══ 文書の節

図1には、多数の円形開口20を、金属板1に正三角形格子点に設けた例を示している。
【0028】
開口部による開口面積は、入射波に対する出射波の透過率を決めるので、上記開口の大きさと近接距離との条件から、最大の開口率を設けるのが好ましい。
【0029】
このような周期的な開口配列においては、互いに近接する開口の中心間の距離4(三角格子点配置の例については、図1、図4など参照、以下、単に「開口間隔」という)を、好ましくは、入射波の波長のレベルにし、特に、波長の0.5〜2.0倍が好ましい。0.5倍未満であれば、出射後の偏光を変化させる効果が弱まり、2.0倍を越えると、入射電磁波の透過率が低下し、好ましくない。開口を最大開口率に設定する点からは、各開口を三角点に配置する上記三角形配置が好ましい。
【0030】
本発明の実施形態において、金属板1の開口2が、周期的で且つ光軸(z軸)に対して対称的である場合は、上述のように入射光9を金属板1に斜め入射をさせることにより、入射光の偏光を変えることができ、位相差を生じさせる。この周期的且つ対称的な配置は、開口形状を円形、正多角形、例えば、正六角形、正方形、正三角形とする。
【0031】
このような開口が三角点に配置した金属板では、図2に一例として、開口が占める三角配置の格子点の主ベクトルの1つをx軸に取るように配置される。このとき、当該主ベクトルと他の1つの主ベクトルとの間に、偏波方向96が入るように、入射波9の偏波面が決められ、偏波方向は、y軸−x軸から傾斜するように、方位角φが設定される。
【0032】
さらに、入射波9は、金属板1の法線に対する入射角θを、1°〜89°の範囲に設定するが、好ましくは、1°〜30°の範囲とする。入射角を変えることにより、開口において入射光のy軸成分とx軸成分との間に位相差が生じ、その位相差は、入射角に依存するので、所望の入射角に設定される。入射角は、金属板をz軸に対して上記y軸廻りの回転角を設定することにより、容易に設定できる。

════
══ データ欄

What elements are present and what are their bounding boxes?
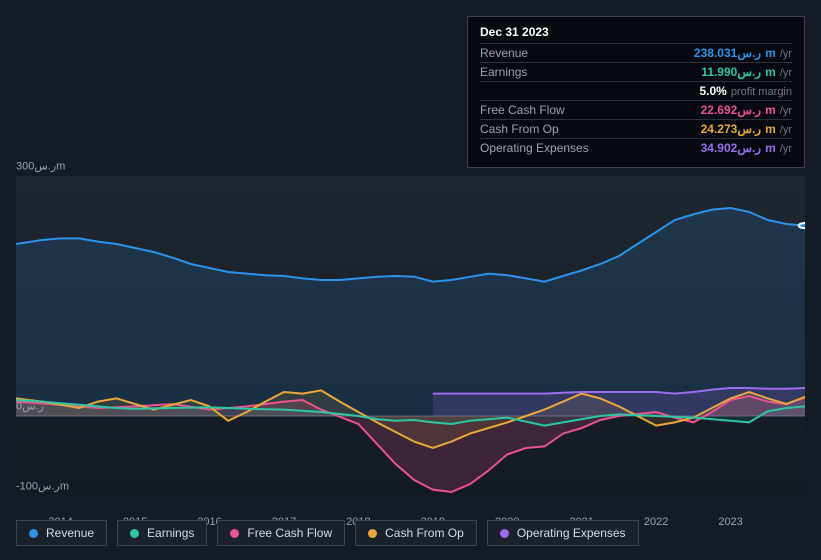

════

課題 ▸
次の1.〜3.の記述が上の文書の節と一致するかを判定してください。それぞれ「はい」か「いいえ」で答え、判断の決め手となる文書の節の語句を正確に引用してください。
1. 互いに近接する開口の中心間の距離は、入射波の波長の0.5〜2.0倍が特に好ましい。
2. 入射角θは、好ましくは30°〜89°の範囲に設定する。
3. 開口間隔が波長の2.0倍を越えると、出射後の偏光を変化させる効果が弱まる。

解答 ▸
1. はい。「特に、波長の0.5〜2.0倍が好ましい」
2. いいえ。「好ましくは、1°〜30°の範囲とする」
3. いいえ。「0.5倍未満であれば、出射後の偏光を変化させる効果が弱まり、2.0倍を越えると、入射電磁波の透過率が低下し、好ましくない」